EXERCISE INPUTS ->
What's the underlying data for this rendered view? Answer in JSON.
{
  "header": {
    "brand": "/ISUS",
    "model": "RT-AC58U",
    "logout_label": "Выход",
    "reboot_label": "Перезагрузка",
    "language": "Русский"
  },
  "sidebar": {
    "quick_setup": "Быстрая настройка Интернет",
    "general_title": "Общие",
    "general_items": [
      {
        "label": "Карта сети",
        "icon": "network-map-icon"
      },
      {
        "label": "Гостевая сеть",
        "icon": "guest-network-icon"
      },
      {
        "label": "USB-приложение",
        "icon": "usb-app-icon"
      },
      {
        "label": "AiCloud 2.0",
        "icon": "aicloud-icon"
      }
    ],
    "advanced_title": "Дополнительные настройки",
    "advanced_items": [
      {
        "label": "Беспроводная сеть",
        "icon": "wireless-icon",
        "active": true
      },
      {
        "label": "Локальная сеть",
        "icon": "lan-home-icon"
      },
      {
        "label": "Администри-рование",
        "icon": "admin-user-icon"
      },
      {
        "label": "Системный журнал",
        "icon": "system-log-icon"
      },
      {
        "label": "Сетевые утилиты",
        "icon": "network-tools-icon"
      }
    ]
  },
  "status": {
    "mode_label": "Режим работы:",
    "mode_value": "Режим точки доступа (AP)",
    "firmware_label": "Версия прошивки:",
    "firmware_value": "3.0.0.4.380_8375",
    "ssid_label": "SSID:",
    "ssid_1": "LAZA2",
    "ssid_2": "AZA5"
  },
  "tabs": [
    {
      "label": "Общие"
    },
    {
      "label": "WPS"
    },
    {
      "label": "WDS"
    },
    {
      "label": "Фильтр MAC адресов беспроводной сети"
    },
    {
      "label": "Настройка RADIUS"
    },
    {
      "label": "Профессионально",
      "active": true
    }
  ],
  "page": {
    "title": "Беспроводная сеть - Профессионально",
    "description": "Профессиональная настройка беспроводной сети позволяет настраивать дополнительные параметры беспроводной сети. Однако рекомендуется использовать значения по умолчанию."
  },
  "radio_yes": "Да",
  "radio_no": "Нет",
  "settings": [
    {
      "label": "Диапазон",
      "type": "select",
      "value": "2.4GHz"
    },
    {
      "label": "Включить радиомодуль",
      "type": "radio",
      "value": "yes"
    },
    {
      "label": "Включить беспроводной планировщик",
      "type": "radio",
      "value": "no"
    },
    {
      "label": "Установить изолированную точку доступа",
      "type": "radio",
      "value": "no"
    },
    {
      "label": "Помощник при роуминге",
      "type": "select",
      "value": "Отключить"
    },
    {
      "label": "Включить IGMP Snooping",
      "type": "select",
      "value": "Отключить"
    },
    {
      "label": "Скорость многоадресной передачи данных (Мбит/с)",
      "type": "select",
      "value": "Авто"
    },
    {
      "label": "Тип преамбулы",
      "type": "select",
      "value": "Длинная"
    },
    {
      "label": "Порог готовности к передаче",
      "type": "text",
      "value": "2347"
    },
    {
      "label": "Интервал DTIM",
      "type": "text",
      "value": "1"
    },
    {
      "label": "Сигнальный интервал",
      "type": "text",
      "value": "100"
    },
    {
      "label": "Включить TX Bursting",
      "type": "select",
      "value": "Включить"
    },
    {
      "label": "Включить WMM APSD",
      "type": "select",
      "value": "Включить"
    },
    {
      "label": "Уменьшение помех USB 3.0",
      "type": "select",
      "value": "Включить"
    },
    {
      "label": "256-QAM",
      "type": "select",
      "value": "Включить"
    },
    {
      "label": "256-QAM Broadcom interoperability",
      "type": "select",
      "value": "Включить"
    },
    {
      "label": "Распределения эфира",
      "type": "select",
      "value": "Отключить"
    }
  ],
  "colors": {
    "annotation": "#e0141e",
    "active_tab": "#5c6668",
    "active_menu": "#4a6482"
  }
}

WHAT IS REQUIRED ->
Repeat the lines above exactly.

RESPONSE TO THE EXERCISE ->
What's the underlying data for this rendered view? Answer in JSON.
{
  "header": {
    "brand": "/ISUS",
    "model": "RT-AC58U",
    "logout_label": "Выход",
    "reboot_label": "Перезагрузка",
    "language": "Русский"
  },
  "sidebar": {
    "quick_setup": "Быстрая настройка Интернет",
    "general_title": "Общие",
    "general_items": [
      {
        "label": "Карта сети",
        "icon": "network-map-icon"
      },
      {
        "label": "Гостевая сеть",
        "icon": "guest-network-icon"
      },
      {
        "label": "USB-приложение",
        "icon": "usb-app-icon"
      },
      {
        "label": "AiCloud 2.0",
        "icon": "aicloud-icon"
      }
    ],
    "advanced_title": "Дополнительные настройки",
    "advanced_items": [
      {
        "label": "Беспроводная сеть",
        "icon": "wireless-icon",
        "active": true
      },
      {
        "label": "Локальная сеть",
        "icon": "lan-home-icon"
      },
      {
        "label": "Администри-рование",
        "icon": "admin-user-icon"
      },
      {
        "label": "Системный журнал",
        "icon": "system-log-icon"
      },
      {
        "label": "Сетевые утилиты",
        "icon": "network-tools-icon"
      }
    ]
  },
  "status": {
    "mode_label": "Режим работы:",
    "mode_value": "Режим точки доступа (AP)",
    "firmware_label": "Версия прошивки:",
    "firmware_value": "3.0.0.4.380_8375",
    "ssid_label": "SSID:",
    "ssid_1": "LAZA2",
    "ssid_2": "AZA5"
  },
  "tabs": [
    {
      "label": "Общие"
    },
    {
      "label": "WPS"
    },
    {
      "label": "WDS"
    },
    {
      "label": "Фильтр MAC адресов беспроводной сети"
    },
    {
      "label": "Настройка RADIUS"
    },
    {
      "label": "Профессионально",
      "active": true
    }
  ],
  "page": {
    "title": "Беспроводная сеть - Профессионально",
    "description": "Профессиональная настройка беспроводной сети позволяет настраивать дополнительные параметры беспроводной сети. Однако рекомендуется использовать значения по умолчанию."
  },
  "radio_yes": "Да",
  "radio_no": "Нет",
  "settings": [
    {
      "label": "Диапазон",
      "type": "select",
      "value": "2.4GHz"
    },
    {
      "label": "Включить радиомодуль",
      "type": "radio",
      "value": "yes"
    },
    {
      "label": "Включить беспроводной планировщик",
      "type": "radio",
      "value": "no"
    },
    {
      "label": "Установить изолированную точку доступа",
      "type": "radio",
      "value": "no"
    },
    {
      "label": "Помощник при роуминге",
      "type": "select",
      "value": "Отключить"
    },
    {
      "label": "Включить IGMP Snooping",
      "type": "select",
      "value": "Отключить"
    },
    {
      "label": "Скорость многоадресной передачи данных (Мбит/с)",
      "type": "select",
      "value": "Авто"
    },
    {
      "label": "Тип преамбулы",
      "type": "select",
      "value": "Длинная"
    },
    {
      "label": "Порог готовности к передаче",
      "type": "text",
      "value": "2347"
    },
    {
      "label": "Интервал DTIM",
      "type": "text",
      "value": "1"
    },
    {
      "label": "Сигнальный интервал",
      "type": "text",
      "value": "100"
    },
    {
      "label": "Включить TX Bursting",
      "type": "select",
      "value": "Включить"
    },
    {
      "label": "Включить WMM APSD",
      "type": "select",
      "value": "Включить"
    },
    {
      "label": "Уменьшение помех USB 3.0",
      "type": "select",
      "value": "Включить"
    },
    {
      "label": "256-QAM",
      "type": "select",
      "value": "Включить"
    },
    {
      "label": "256-QAM Broadcom interoperability",
      "type": "select",
      "value": "Включить"
    },
    {
      "label": "Распределения эфира",
      "type": "select",
      "value": "Отключить"
    }
  ],
  "colors": {
    "annotation": "#e0141e",
    "active_tab": "#5c6668",
    "active_menu": "#4a6482"
  }
}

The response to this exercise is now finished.